Your task is to repeat all of the data exactly while excluding the pictures.

------------------------

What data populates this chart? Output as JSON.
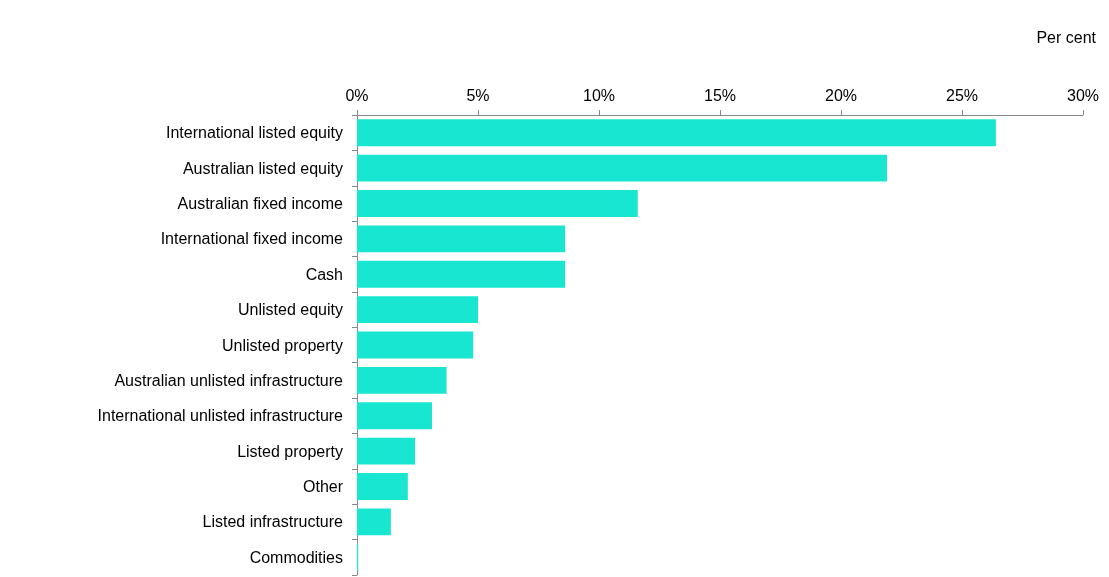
{
  "chart_data": {
    "type": "bar",
    "orientation": "horizontal",
    "xlabel": "Per cent",
    "categories": [
      "International listed equity",
      "Australian listed equity",
      "Australian fixed income",
      "International fixed income",
      "Cash",
      "Unlisted equity",
      "Unlisted property",
      "Australian unlisted infrastructure",
      "International unlisted infrastructure",
      "Listed property",
      "Other",
      "Listed infrastructure",
      "Commodities"
    ],
    "values": [
      26.4,
      21.9,
      11.6,
      8.6,
      8.6,
      5.0,
      4.8,
      3.7,
      3.1,
      2.4,
      2.1,
      1.4,
      0.05
    ],
    "color": "#19e6d0",
    "xlim": [
      0,
      30
    ],
    "xticks": [
      {
        "value": 0,
        "label": "0%"
      },
      {
        "value": 5,
        "label": "5%"
      },
      {
        "value": 10,
        "label": "10%"
      },
      {
        "value": 15,
        "label": "15%"
      },
      {
        "value": 20,
        "label": "20%"
      },
      {
        "value": 25,
        "label": "25%"
      },
      {
        "value": 30,
        "label": "30%"
      }
    ],
    "grid": false
  }
}
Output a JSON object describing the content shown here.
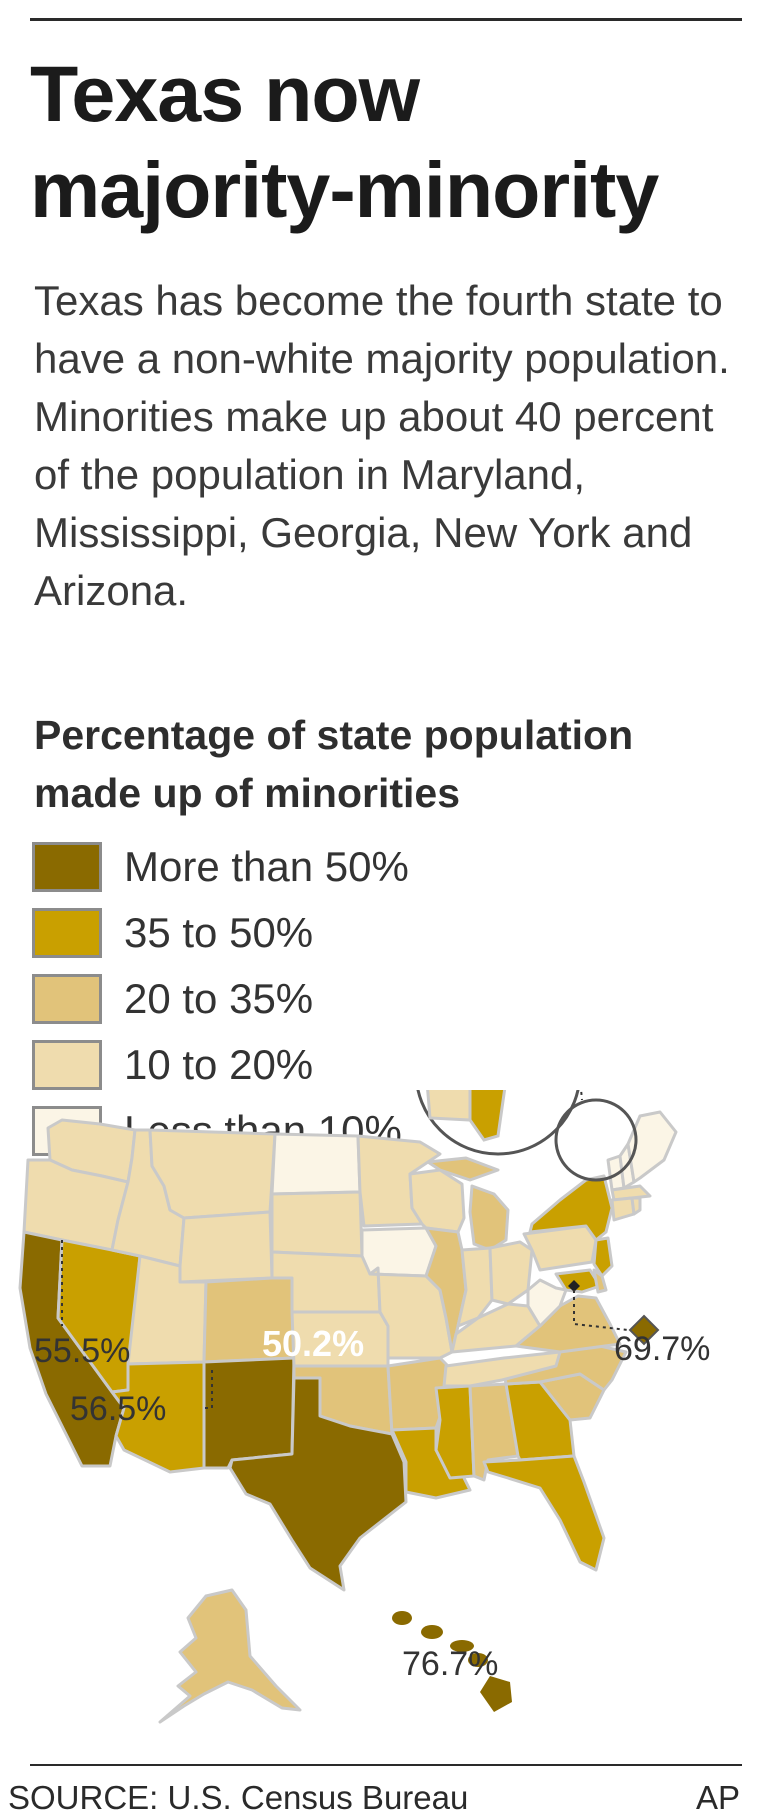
{
  "headline": "Texas now majority-minority",
  "intro": "Texas has become the fourth state to have a non-white majority population. Minorities make up about 40 percent of the population in Maryland, Mississippi, Georgia, New York and Arizona.",
  "map_title": "Percentage of state population made up of minorities",
  "legend": [
    {
      "label": "More than 50%",
      "color": "#8a6a00"
    },
    {
      "label": "35 to 50%",
      "color": "#c9a000"
    },
    {
      "label": "20 to 35%",
      "color": "#e1c37a"
    },
    {
      "label": "10 to 20%",
      "color": "#efdcae"
    },
    {
      "label": "Less than 10%",
      "color": "#fbf5e6"
    }
  ],
  "callouts": {
    "california": "55.5%",
    "new_mexico": "56.5%",
    "texas": "50.2%",
    "dc": "69.7%",
    "hawaii": "76.7%"
  },
  "source": "SOURCE: U.S. Census Bureau",
  "credit": "AP"
}
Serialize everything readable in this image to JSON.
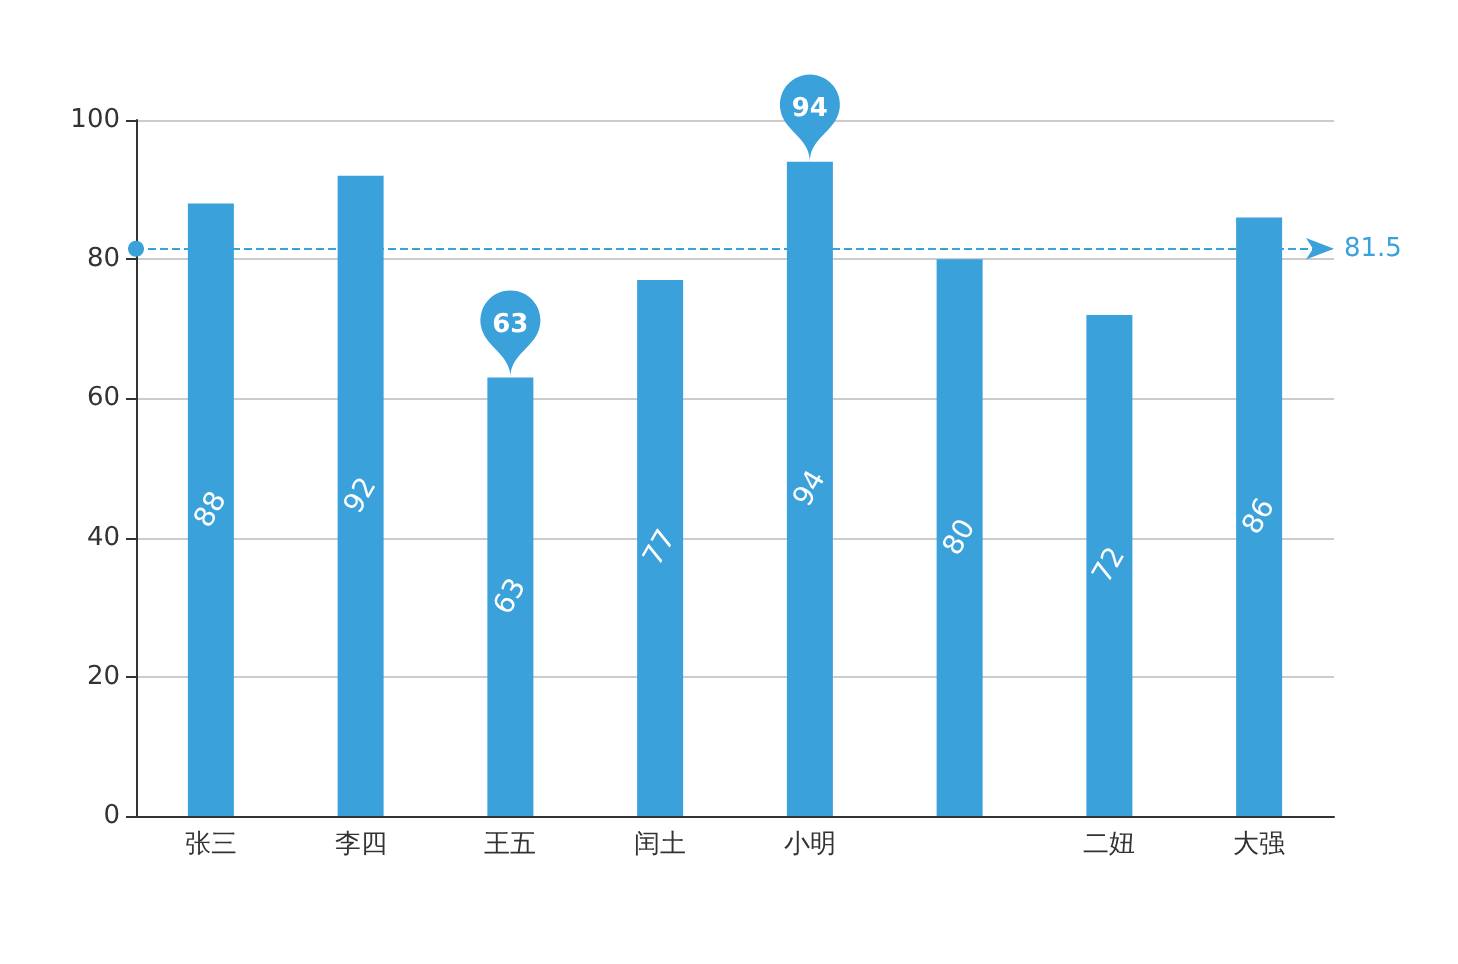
{
  "chart_data": {
    "type": "bar",
    "categories": [
      "张三",
      "李四",
      "王五",
      "闰土",
      "小明",
      null,
      "二妞",
      "大强"
    ],
    "values": [
      88,
      92,
      63,
      77,
      94,
      80,
      72,
      86
    ],
    "color": "#3aa1db",
    "ylim": [
      0,
      100
    ],
    "yticks": [
      0,
      20,
      40,
      60,
      80,
      100
    ],
    "grid": "y",
    "data_labels": true,
    "annotations": [
      "94",
      "63"
    ],
    "ref_lines": [
      {
        "axis": "y",
        "value": 81.5,
        "label": "81.5",
        "color": "#3aa1db",
        "line_style": "dashed"
      }
    ]
  }
}
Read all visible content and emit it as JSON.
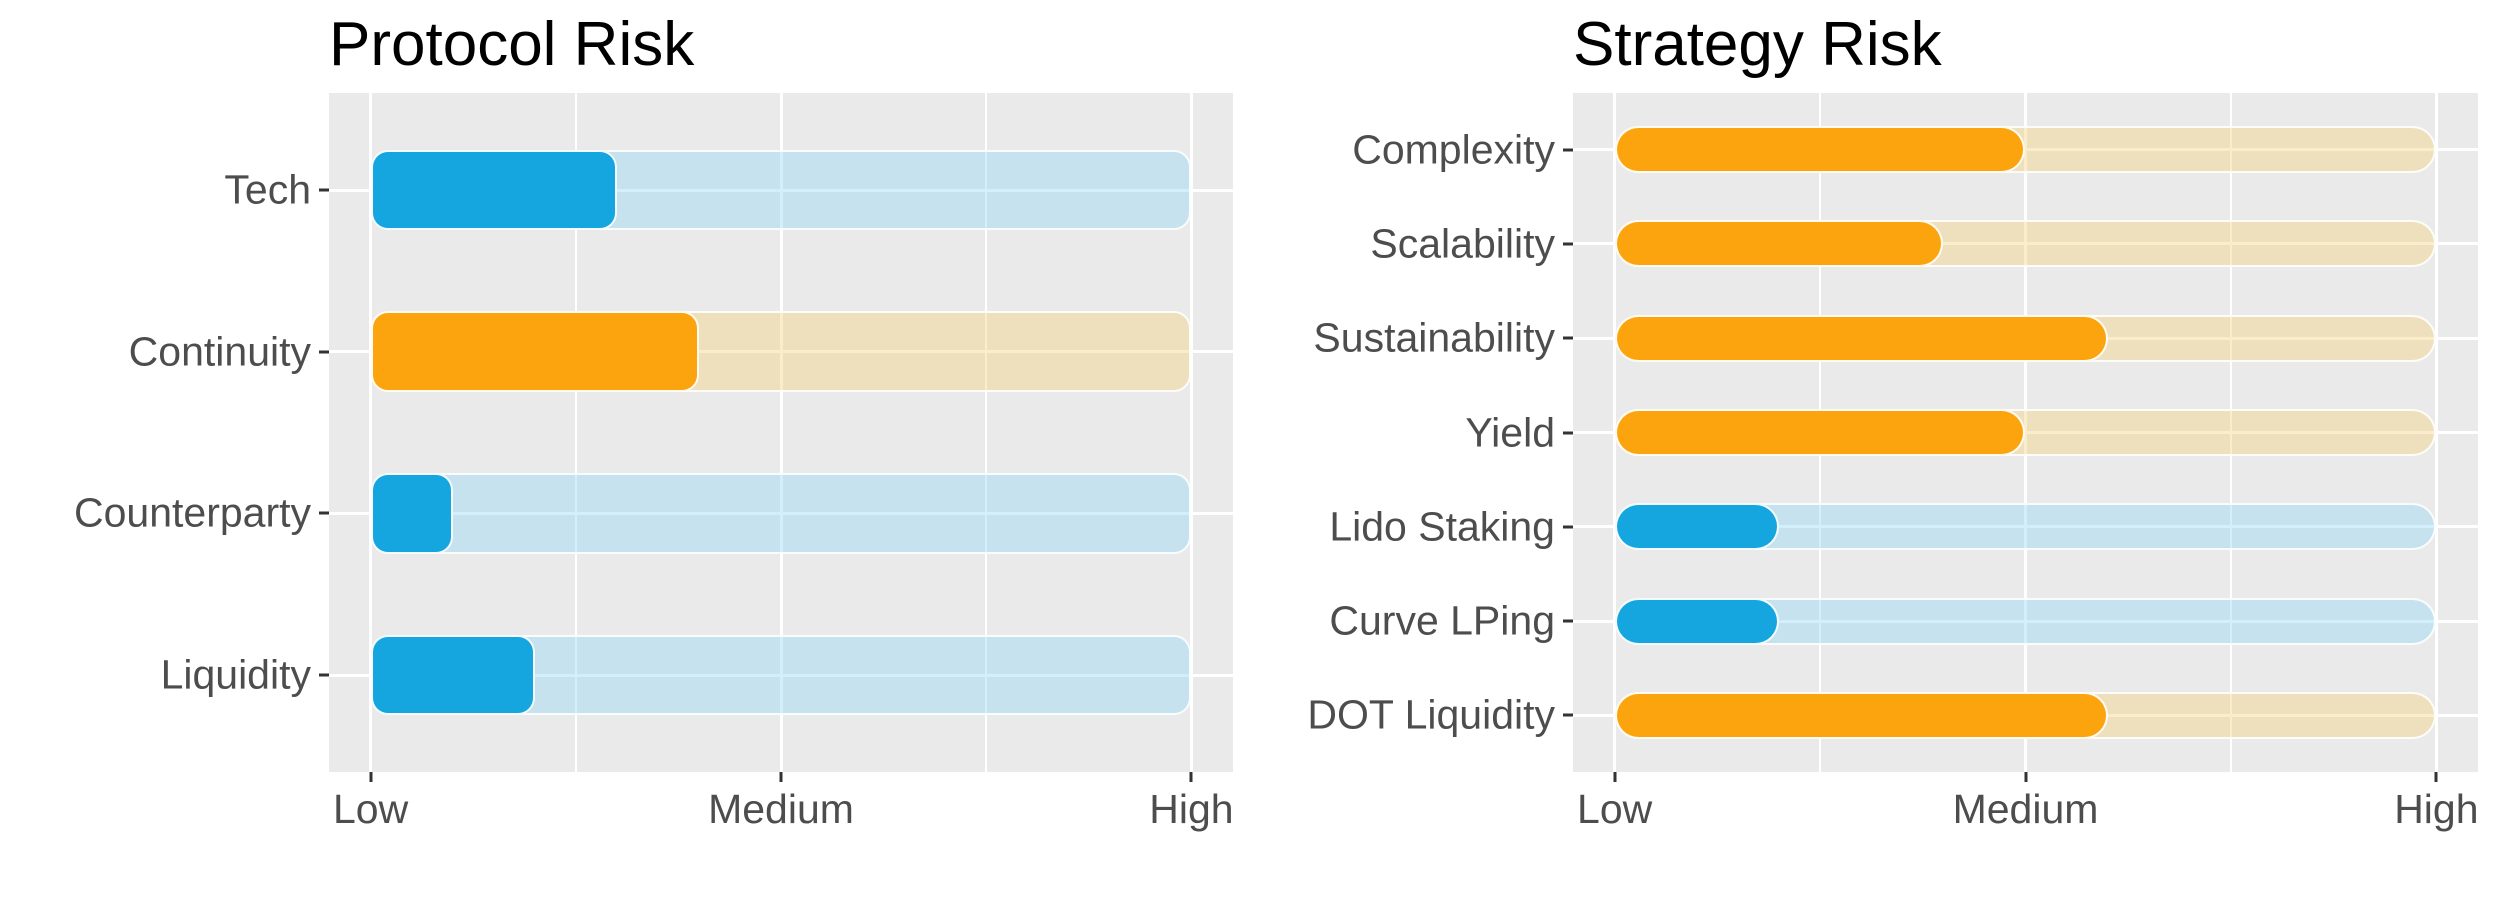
{
  "figure": {
    "background": "#FFFFFF",
    "description": "Two horizontal rounded-bar risk charts side by side"
  },
  "colors": {
    "panel_bg": "#EAEAEA",
    "grid": "#FFFFFF",
    "axis_text": "#4D4D4D",
    "tick_mark": "#333333",
    "title_text": "#000000",
    "blue": "#15A6DF",
    "orange": "#FCA40D",
    "blue_track": "rgba(142,214,244,0.40)",
    "orange_track": "rgba(246,210,120,0.40)"
  },
  "chart_data": [
    {
      "type": "bar",
      "orientation": "horizontal",
      "title": "Protocol Risk",
      "categories": [
        "Tech",
        "Continuity",
        "Counterparty",
        "Liquidity"
      ],
      "values": [
        3,
        4,
        1,
        2
      ],
      "series_colors": [
        "blue",
        "orange",
        "blue",
        "blue"
      ],
      "track_to": 10,
      "x_axis": {
        "min": 0,
        "max": 10,
        "tick_values": [
          0,
          5,
          10
        ],
        "tick_labels": [
          "Low",
          "Medium",
          "High"
        ],
        "minor_tick_values": [
          2.5,
          7.5
        ]
      },
      "xlabel": "",
      "ylabel": "",
      "grid": "on",
      "legend": false
    },
    {
      "type": "bar",
      "orientation": "horizontal",
      "title": "Strategy Risk",
      "categories": [
        "Complexity",
        "Scalability",
        "Sustainability",
        "Yield",
        "Lido Staking",
        "Curve LPing",
        "DOT Liquidity"
      ],
      "values": [
        5,
        4,
        6,
        5,
        2,
        2,
        6
      ],
      "series_colors": [
        "orange",
        "orange",
        "orange",
        "orange",
        "blue",
        "blue",
        "orange"
      ],
      "track_to": 10,
      "x_axis": {
        "min": 0,
        "max": 10,
        "tick_values": [
          0,
          5,
          10
        ],
        "tick_labels": [
          "Low",
          "Medium",
          "High"
        ],
        "minor_tick_values": [
          2.5,
          7.5
        ]
      },
      "xlabel": "",
      "ylabel": "",
      "grid": "on",
      "legend": false
    }
  ]
}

------------------------

Output:
What data populates this chart? Output as JSON.
{
  "chart_data": {
    "type": "bar",
    "orientation": "horizontal",
    "xlabel": "Per cent",
    "categories": [
      "International listed equity",
      "Australian listed equity",
      "Australian fixed income",
      "International fixed income",
      "Cash",
      "Unlisted equity",
      "Unlisted property",
      "Australian unlisted infrastructure",
      "International unlisted infrastructure",
      "Listed property",
      "Other",
      "Listed infrastructure",
      "Commodities"
    ],
    "values": [
      26.4,
      21.9,
      11.6,
      8.6,
      8.6,
      5.0,
      4.8,
      3.7,
      3.1,
      2.4,
      2.1,
      1.4,
      0.05
    ],
    "color": "#19e6d0",
    "xlim": [
      0,
      30
    ],
    "xticks": [
      {
        "value": 0,
        "label": "0%"
      },
      {
        "value": 5,
        "label": "5%"
      },
      {
        "value": 10,
        "label": "10%"
      },
      {
        "value": 15,
        "label": "15%"
      },
      {
        "value": 20,
        "label": "20%"
      },
      {
        "value": 25,
        "label": "25%"
      },
      {
        "value": 30,
        "label": "30%"
      }
    ],
    "grid": false
  }
}
Output a JSON object describing the content shown here.
{
  "headline": "Texas now majority-minority",
  "intro": "Texas has become the fourth state to have a non-white majority population. Minorities make up about 40 percent of the population in Maryland, Mississippi, Georgia, New York and Arizona.",
  "map_title": "Percentage of state population made up of minorities",
  "legend": [
    {
      "label": "More than 50%",
      "color": "#8a6a00"
    },
    {
      "label": "35 to 50%",
      "color": "#c9a000"
    },
    {
      "label": "20 to 35%",
      "color": "#e1c37a"
    },
    {
      "label": "10 to 20%",
      "color": "#efdcae"
    },
    {
      "label": "Less than 10%",
      "color": "#fbf5e6"
    }
  ],
  "callouts": {
    "california": "55.5%",
    "new_mexico": "56.5%",
    "texas": "50.2%",
    "dc": "69.7%",
    "hawaii": "76.7%"
  },
  "source": "SOURCE: U.S. Census Bureau",
  "credit": "AP"
}
Serialize everything readable in this image to JSON.
{
  "chart_data": {
    "type": "bar",
    "categories": [
      "张三",
      "李四",
      "王五",
      "闰土",
      "小明",
      null,
      "二妞",
      "大强"
    ],
    "values": [
      88,
      92,
      63,
      77,
      94,
      80,
      72,
      86
    ],
    "color": "#3aa1db",
    "ylim": [
      0,
      100
    ],
    "yticks": [
      0,
      20,
      40,
      60,
      80,
      100
    ],
    "grid": "y",
    "data_labels": true,
    "annotations": [
      "94",
      "63"
    ],
    "ref_lines": [
      {
        "axis": "y",
        "value": 81.5,
        "label": "81.5",
        "color": "#3aa1db",
        "line_style": "dashed"
      }
    ]
  }
}
Read all visible content and emit it as JSON.
{
  "figure": {
    "background": "#FFFFFF",
    "description": "Two horizontal rounded-bar risk charts side by side"
  },
  "colors": {
    "panel_bg": "#EAEAEA",
    "grid": "#FFFFFF",
    "axis_text": "#4D4D4D",
    "tick_mark": "#333333",
    "title_text": "#000000",
    "blue": "#15A6DF",
    "orange": "#FCA40D",
    "blue_track": "rgba(142,214,244,0.40)",
    "orange_track": "rgba(246,210,120,0.40)"
  },
  "chart_data": [
    {
      "type": "bar",
      "orientation": "horizontal",
      "title": "Protocol Risk",
      "categories": [
        "Tech",
        "Continuity",
        "Counterparty",
        "Liquidity"
      ],
      "values": [
        3,
        4,
        1,
        2
      ],
      "series_colors": [
        "blue",
        "orange",
        "blue",
        "blue"
      ],
      "track_to": 10,
      "x_axis": {
        "min": 0,
        "max": 10,
        "tick_values": [
          0,
          5,
          10
        ],
        "tick_labels": [
          "Low",
          "Medium",
          "High"
        ],
        "minor_tick_values": [
          2.5,
          7.5
        ]
      },
      "xlabel": "",
      "ylabel": "",
      "grid": "on",
      "legend": false
    },
    {
      "type": "bar",
      "orientation": "horizontal",
      "title": "Strategy Risk",
      "categories": [
        "Complexity",
        "Scalability",
        "Sustainability",
        "Yield",
        "Lido Staking",
        "Curve LPing",
        "DOT Liquidity"
      ],
      "values": [
        5,
        4,
        6,
        5,
        2,
        2,
        6
      ],
      "series_colors": [
        "orange",
        "orange",
        "orange",
        "orange",
        "blue",
        "blue",
        "orange"
      ],
      "track_to": 10,
      "x_axis": {
        "min": 0,
        "max": 10,
        "tick_values": [
          0,
          5,
          10
        ],
        "tick_labels": [
          "Low",
          "Medium",
          "High"
        ],
        "minor_tick_values": [
          2.5,
          7.5
        ]
      },
      "xlabel": "",
      "ylabel": "",
      "grid": "on",
      "legend": false
    }
  ]
}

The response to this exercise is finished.